**Records**
+--
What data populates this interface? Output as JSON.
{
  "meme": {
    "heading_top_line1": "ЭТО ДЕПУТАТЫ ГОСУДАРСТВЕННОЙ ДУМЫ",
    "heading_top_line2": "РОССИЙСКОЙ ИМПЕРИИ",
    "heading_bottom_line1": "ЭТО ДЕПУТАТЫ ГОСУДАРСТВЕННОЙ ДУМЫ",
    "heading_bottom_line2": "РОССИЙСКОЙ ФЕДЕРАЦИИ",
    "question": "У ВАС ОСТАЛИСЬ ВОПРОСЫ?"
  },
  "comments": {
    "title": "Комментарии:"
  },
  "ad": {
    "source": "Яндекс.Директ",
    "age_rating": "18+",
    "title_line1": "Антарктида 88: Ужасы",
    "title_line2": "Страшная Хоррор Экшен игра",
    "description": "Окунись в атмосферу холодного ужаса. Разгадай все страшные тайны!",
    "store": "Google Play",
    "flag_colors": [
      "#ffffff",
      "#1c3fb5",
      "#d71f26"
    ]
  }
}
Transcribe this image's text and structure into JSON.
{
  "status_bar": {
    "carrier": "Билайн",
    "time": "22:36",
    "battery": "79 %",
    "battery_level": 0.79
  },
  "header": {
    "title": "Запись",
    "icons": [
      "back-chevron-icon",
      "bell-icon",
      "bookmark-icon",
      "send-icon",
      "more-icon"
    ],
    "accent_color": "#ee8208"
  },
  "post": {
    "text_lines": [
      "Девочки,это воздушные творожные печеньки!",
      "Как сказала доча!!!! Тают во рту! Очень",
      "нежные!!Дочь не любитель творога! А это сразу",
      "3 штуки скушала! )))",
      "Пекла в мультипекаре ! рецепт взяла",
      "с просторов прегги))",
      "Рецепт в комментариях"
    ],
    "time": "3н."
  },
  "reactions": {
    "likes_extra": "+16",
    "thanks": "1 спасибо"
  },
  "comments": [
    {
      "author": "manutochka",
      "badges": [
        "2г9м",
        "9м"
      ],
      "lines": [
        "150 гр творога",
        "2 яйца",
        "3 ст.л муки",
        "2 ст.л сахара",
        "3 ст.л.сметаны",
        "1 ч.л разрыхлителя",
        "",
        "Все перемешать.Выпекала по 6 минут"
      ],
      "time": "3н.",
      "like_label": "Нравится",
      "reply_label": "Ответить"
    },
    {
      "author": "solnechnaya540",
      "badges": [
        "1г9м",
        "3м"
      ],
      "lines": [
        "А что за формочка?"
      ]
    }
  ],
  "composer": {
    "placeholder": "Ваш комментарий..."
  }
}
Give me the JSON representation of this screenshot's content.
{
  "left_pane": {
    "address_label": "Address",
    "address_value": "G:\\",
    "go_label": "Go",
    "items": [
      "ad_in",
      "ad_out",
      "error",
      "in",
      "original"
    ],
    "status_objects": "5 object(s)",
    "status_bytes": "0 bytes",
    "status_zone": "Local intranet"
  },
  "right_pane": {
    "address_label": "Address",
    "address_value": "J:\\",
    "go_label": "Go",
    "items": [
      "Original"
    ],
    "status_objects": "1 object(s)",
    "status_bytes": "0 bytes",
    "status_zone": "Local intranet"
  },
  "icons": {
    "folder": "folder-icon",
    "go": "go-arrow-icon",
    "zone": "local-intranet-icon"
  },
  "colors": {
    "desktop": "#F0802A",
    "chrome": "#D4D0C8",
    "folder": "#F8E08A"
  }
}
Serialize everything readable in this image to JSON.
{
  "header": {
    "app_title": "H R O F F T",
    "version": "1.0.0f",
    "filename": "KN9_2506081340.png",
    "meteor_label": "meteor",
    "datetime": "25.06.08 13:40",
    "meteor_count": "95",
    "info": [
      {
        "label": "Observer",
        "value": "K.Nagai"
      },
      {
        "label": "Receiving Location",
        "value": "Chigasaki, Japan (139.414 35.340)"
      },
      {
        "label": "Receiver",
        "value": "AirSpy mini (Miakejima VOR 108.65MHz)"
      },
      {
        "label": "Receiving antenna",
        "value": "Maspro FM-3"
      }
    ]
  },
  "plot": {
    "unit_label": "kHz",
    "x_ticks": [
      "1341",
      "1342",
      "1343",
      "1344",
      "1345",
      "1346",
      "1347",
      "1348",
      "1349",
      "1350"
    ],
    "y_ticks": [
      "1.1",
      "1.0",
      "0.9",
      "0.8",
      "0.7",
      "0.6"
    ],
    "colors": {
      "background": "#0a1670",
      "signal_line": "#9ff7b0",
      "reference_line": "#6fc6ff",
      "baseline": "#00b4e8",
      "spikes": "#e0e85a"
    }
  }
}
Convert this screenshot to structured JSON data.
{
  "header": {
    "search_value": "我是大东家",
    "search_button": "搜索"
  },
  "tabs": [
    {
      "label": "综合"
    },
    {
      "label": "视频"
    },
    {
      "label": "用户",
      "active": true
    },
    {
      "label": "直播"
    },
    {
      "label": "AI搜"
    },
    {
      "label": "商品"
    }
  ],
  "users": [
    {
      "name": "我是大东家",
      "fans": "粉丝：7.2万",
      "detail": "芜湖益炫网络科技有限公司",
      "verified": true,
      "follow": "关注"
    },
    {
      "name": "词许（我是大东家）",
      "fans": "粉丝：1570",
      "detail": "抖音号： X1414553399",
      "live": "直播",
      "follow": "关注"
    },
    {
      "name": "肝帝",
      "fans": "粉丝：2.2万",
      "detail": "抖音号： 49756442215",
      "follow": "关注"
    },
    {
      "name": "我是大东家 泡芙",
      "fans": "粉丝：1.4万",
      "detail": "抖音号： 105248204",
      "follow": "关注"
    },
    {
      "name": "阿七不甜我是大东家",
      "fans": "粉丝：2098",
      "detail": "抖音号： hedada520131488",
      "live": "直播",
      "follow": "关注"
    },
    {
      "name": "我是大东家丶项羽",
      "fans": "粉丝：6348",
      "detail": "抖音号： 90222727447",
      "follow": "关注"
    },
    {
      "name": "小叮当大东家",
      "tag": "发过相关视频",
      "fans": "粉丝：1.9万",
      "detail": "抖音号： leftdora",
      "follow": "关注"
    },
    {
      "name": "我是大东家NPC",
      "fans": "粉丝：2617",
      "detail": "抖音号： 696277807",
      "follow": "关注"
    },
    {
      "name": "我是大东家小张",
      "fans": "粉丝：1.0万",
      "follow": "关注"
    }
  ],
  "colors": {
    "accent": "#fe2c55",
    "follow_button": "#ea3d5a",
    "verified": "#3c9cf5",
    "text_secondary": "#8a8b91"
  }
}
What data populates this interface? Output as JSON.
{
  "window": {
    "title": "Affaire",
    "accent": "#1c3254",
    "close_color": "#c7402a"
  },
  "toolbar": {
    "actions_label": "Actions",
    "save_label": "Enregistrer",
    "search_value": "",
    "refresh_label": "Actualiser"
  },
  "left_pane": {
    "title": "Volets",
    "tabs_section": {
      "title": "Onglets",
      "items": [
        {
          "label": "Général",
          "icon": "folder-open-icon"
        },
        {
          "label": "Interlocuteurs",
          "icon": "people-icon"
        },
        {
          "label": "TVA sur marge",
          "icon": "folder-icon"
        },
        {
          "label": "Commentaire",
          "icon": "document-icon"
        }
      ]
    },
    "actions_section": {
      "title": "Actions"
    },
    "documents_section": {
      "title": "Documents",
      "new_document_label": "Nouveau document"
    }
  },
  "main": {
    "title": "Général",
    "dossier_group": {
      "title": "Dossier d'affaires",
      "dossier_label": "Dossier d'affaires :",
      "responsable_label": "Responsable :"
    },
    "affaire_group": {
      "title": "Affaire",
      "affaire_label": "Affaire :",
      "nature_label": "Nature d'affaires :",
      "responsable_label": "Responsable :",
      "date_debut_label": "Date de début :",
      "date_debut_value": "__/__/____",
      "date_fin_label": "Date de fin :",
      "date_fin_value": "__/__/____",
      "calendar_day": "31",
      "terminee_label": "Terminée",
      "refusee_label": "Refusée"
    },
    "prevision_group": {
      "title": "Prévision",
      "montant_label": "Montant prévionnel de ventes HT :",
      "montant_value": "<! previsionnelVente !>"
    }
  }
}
+--
**Exercise requirements**
From the entries above, collect every line with the string "object" in it.

**Full answer**
    "status_objects": "5 object(s)",
    "status_objects": "1 object(s)",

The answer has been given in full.